# Written problem:
Lift out all lines below that contain "YearlyIncome".
[Begin]
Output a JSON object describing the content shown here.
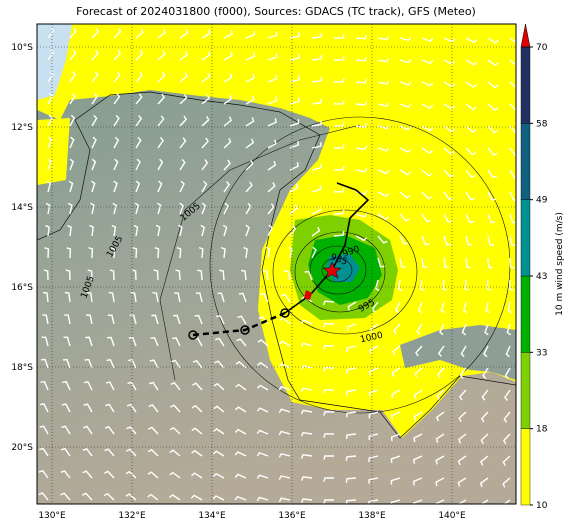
{
  "title": "Forecast of 2024031800 (f000), Sources: GDACS (TC track), GFS (Meteo)",
  "axes": {
    "x_ticks": [
      {
        "value": 130,
        "label": "130°E"
      },
      {
        "value": 132,
        "label": "132°E"
      },
      {
        "value": 134,
        "label": "134°E"
      },
      {
        "value": 136,
        "label": "136°E"
      },
      {
        "value": 138,
        "label": "138°E"
      },
      {
        "value": 140,
        "label": "140°E"
      }
    ],
    "y_ticks": [
      {
        "value": -10,
        "label": "10°S"
      },
      {
        "value": -12,
        "label": "12°S"
      },
      {
        "value": -14,
        "label": "14°S"
      },
      {
        "value": -16,
        "label": "16°S"
      },
      {
        "value": -18,
        "label": "18°S"
      },
      {
        "value": -20,
        "label": "20°S"
      }
    ]
  },
  "contour_labels": [
    "1005",
    "1005",
    "1005",
    "1000",
    "995",
    "990",
    "985"
  ],
  "colorbar": {
    "label": "10 m wind speed (m/s)",
    "ticks": [
      10,
      18,
      33,
      43,
      49,
      58,
      70
    ]
  }
}
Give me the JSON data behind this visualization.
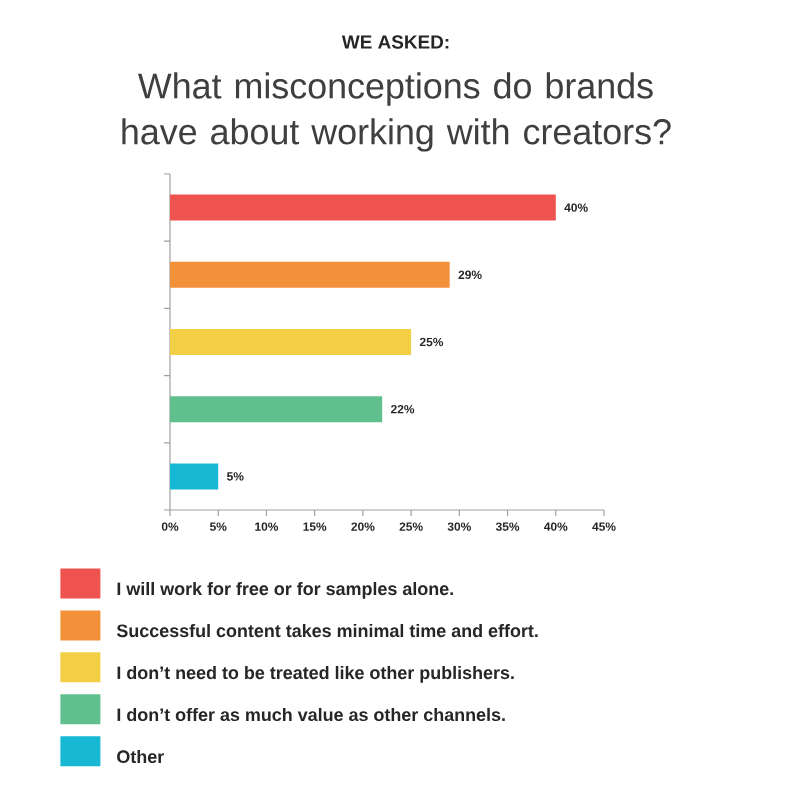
{
  "chart_data": {
    "type": "bar",
    "orientation": "horizontal",
    "subtitle": "WE ASKED:",
    "title": "What misconceptions do brands have about working with creators?",
    "categories": [
      null
    ],
    "series": [
      {
        "name": "I will work for free or for samples alone.",
        "color": "#ef5350",
        "values": [
          40
        ],
        "value_labels": [
          "40%"
        ]
      },
      {
        "name": "Successful content takes minimal time and effort.",
        "color": "#f3913b",
        "values": [
          29
        ],
        "value_labels": [
          "29%"
        ]
      },
      {
        "name": "I don’t need to be treated like other publishers.",
        "color": "#f2cf45",
        "values": [
          25
        ],
        "value_labels": [
          "25%"
        ]
      },
      {
        "name": "I don’t offer as much value as other channels.",
        "color": "#5fc08d",
        "values": [
          22
        ],
        "value_labels": [
          "22%"
        ]
      },
      {
        "name": "Other",
        "color": "#17b8d3",
        "values": [
          5
        ],
        "value_labels": [
          "5%"
        ]
      }
    ],
    "xlim": [
      0,
      45
    ],
    "xticks": [
      {
        "value": 0,
        "label": "0%"
      },
      {
        "value": 5,
        "label": "5%"
      },
      {
        "value": 10,
        "label": "10%"
      },
      {
        "value": 15,
        "label": "15%"
      },
      {
        "value": 20,
        "label": "20%"
      },
      {
        "value": 25,
        "label": "25%"
      },
      {
        "value": 30,
        "label": "30%"
      },
      {
        "value": 35,
        "label": "35%"
      },
      {
        "value": 40,
        "label": "40%"
      },
      {
        "value": 45,
        "label": "45%"
      }
    ],
    "legend": "bottom"
  }
}
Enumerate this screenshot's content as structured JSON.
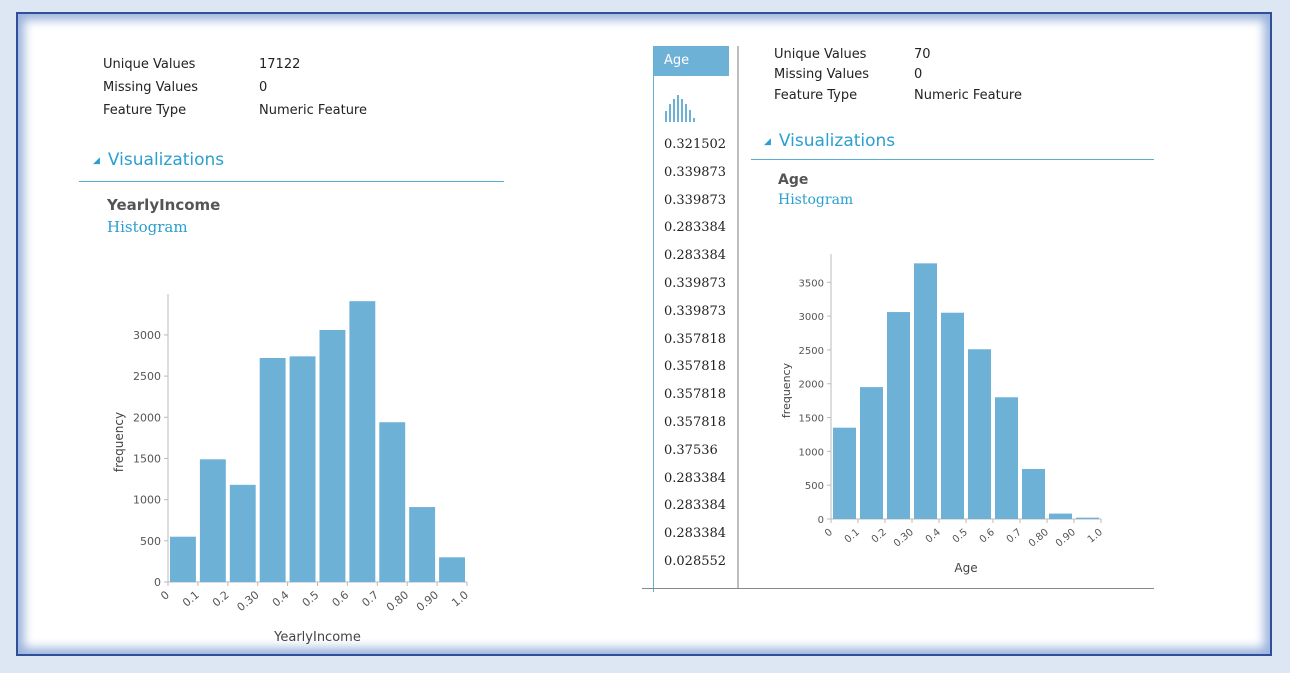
{
  "left": {
    "stats": [
      {
        "label": "Unique Values",
        "value": "17122"
      },
      {
        "label": "Missing Values",
        "value": "0"
      },
      {
        "label": "Feature Type",
        "value": "Numeric Feature"
      }
    ],
    "viz_title": "Visualizations",
    "chart_title": "YearlyIncome",
    "chart_subtitle": "Histogram"
  },
  "right": {
    "stats": [
      {
        "label": "Unique Values",
        "value": "70"
      },
      {
        "label": "Missing Values",
        "value": "0"
      },
      {
        "label": "Feature Type",
        "value": "Numeric Feature"
      }
    ],
    "viz_title": "Visualizations",
    "chart_title": "Age",
    "chart_subtitle": "Histogram"
  },
  "column": {
    "header": "Age",
    "values": [
      "0.321502",
      "0.339873",
      "0.339873",
      "0.283384",
      "0.283384",
      "0.339873",
      "0.339873",
      "0.357818",
      "0.357818",
      "0.357818",
      "0.357818",
      "0.37536",
      "0.283384",
      "0.283384",
      "0.283384",
      "0.028552"
    ]
  },
  "colors": {
    "bar": "#6eb1d6",
    "accent": "#2a9fd0"
  },
  "chart_data": [
    {
      "type": "bar",
      "title": "",
      "xlabel": "YearlyIncome",
      "ylabel": "frequency",
      "x_ticks": [
        "0",
        "0.1",
        "0.2",
        "0.30",
        "0.4",
        "0.5",
        "0.6",
        "0.7",
        "0.80",
        "0.90",
        "1.0"
      ],
      "values": [
        550,
        1490,
        1180,
        2720,
        2740,
        3060,
        3410,
        1940,
        910,
        300
      ],
      "y_ticks": [
        0,
        500,
        1000,
        1500,
        2000,
        2500,
        3000
      ],
      "ylim": [
        0,
        3400
      ]
    },
    {
      "type": "bar",
      "title": "",
      "xlabel": "Age",
      "ylabel": "frequency",
      "x_ticks": [
        "0",
        "0.1",
        "0.2",
        "0.30",
        "0.4",
        "0.5",
        "0.6",
        "0.7",
        "0.80",
        "0.90",
        "1.0"
      ],
      "values": [
        1350,
        1950,
        3060,
        3780,
        3050,
        2510,
        1800,
        740,
        80,
        20
      ],
      "y_ticks": [
        0,
        500,
        1000,
        1500,
        2000,
        2500,
        3000,
        3500
      ],
      "ylim": [
        0,
        3800
      ]
    }
  ]
}
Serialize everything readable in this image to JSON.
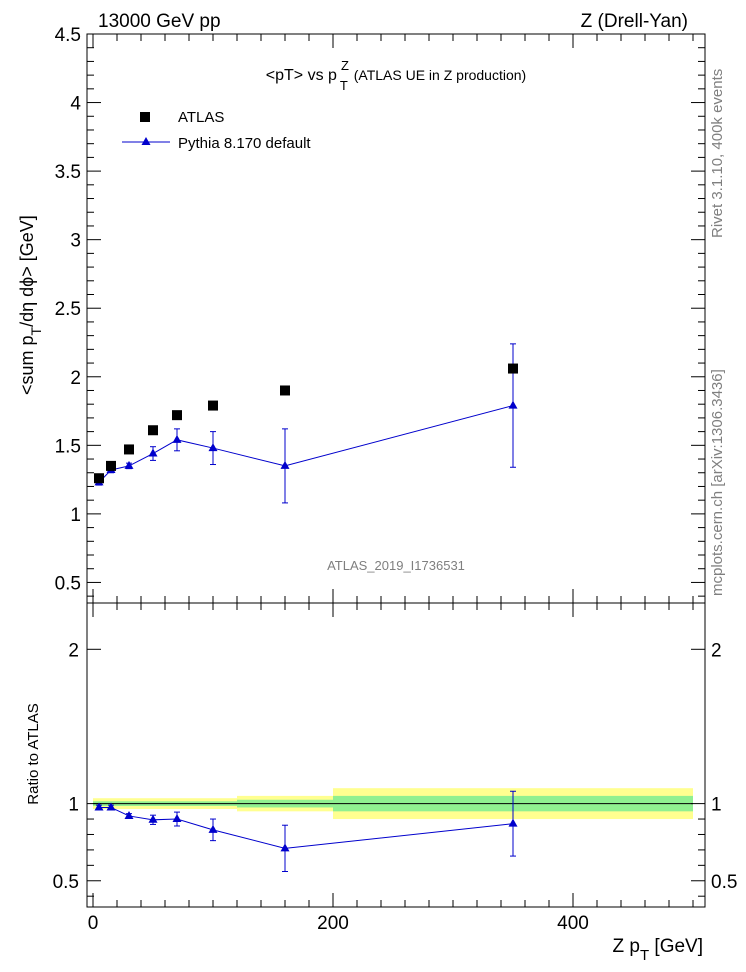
{
  "header": {
    "left": "13000 GeV pp",
    "right": "Z (Drell-Yan)"
  },
  "side_text": {
    "upper": "Rivet 3.1.10,  400k events",
    "lower": "mcplots.cern.ch [arXiv:1306.3436]"
  },
  "chart_data": [
    {
      "type": "scatter",
      "panel": "main",
      "title": "<pT> vs pTZ (ATLAS UE in Z production)",
      "title_parts": {
        "a": "<pT> vs p",
        "sup": "Z",
        "sub": "T",
        "b": " (ATLAS UE in Z production)"
      },
      "ylabel": "<sum pT/dη dϕ> [GeV]",
      "ylabel_parts": {
        "a": "<sum p",
        "sub": "T",
        "b": "/dη dϕ> [GeV]"
      },
      "xlim": [
        -5,
        510
      ],
      "ylim": [
        0.35,
        4.5
      ],
      "yticks": [
        0.5,
        1,
        1.5,
        2,
        2.5,
        3,
        3.5,
        4,
        4.5
      ],
      "ytick_labels": [
        "0.5",
        "1",
        "1.5",
        "2",
        "2.5",
        "3",
        "3.5",
        "4",
        "4.5"
      ],
      "watermark": "ATLAS_2019_I1736531",
      "legend_position": "top-left",
      "series": [
        {
          "name": "ATLAS",
          "marker": "square",
          "color": "#000000",
          "x": [
            5,
            15,
            30,
            50,
            70,
            100,
            160,
            350
          ],
          "y": [
            1.26,
            1.35,
            1.47,
            1.61,
            1.72,
            1.79,
            1.9,
            2.06
          ]
        },
        {
          "name": "Pythia 8.170 default",
          "marker": "triangle",
          "color": "#0000cc",
          "x": [
            5,
            15,
            30,
            50,
            70,
            100,
            160,
            350
          ],
          "y": [
            1.23,
            1.32,
            1.35,
            1.44,
            1.54,
            1.48,
            1.35,
            1.79
          ],
          "err": [
            0.02,
            0.02,
            0.02,
            0.05,
            0.08,
            0.12,
            0.27,
            0.45
          ]
        }
      ]
    },
    {
      "type": "scatter",
      "panel": "ratio",
      "xlabel": "Z pT [GeV]",
      "xlabel_parts": {
        "a": "Z p",
        "sub": "T",
        "b": " [GeV]"
      },
      "ylabel": "Ratio to ATLAS",
      "xlim": [
        -5,
        510
      ],
      "ylim": [
        0.33,
        2.3
      ],
      "xticks": [
        0,
        200,
        400
      ],
      "xtick_labels": [
        "0",
        "200",
        "400"
      ],
      "yticks": [
        0.5,
        1,
        2
      ],
      "ytick_labels": [
        "0.5",
        "1",
        "2"
      ],
      "bands": [
        {
          "x0": 0,
          "x1": 120,
          "stat": 0.015,
          "total": 0.035
        },
        {
          "x0": 120,
          "x1": 200,
          "stat": 0.025,
          "total": 0.05
        },
        {
          "x0": 200,
          "x1": 500,
          "stat": 0.05,
          "total": 0.1
        }
      ],
      "band_colors": {
        "stat": "#90f090",
        "total": "#ffff90"
      },
      "series": [
        {
          "name": "Pythia 8.170 default",
          "color": "#0000cc",
          "x": [
            5,
            15,
            30,
            50,
            70,
            100,
            160,
            350
          ],
          "y": [
            0.975,
            0.975,
            0.92,
            0.895,
            0.9,
            0.83,
            0.71,
            0.87
          ],
          "err": [
            0.015,
            0.015,
            0.015,
            0.03,
            0.045,
            0.07,
            0.15,
            0.21
          ]
        }
      ]
    }
  ]
}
[End]
# Written solution:
    "chart_title": "YearlyIncome",
      "xlabel": "YearlyIncome",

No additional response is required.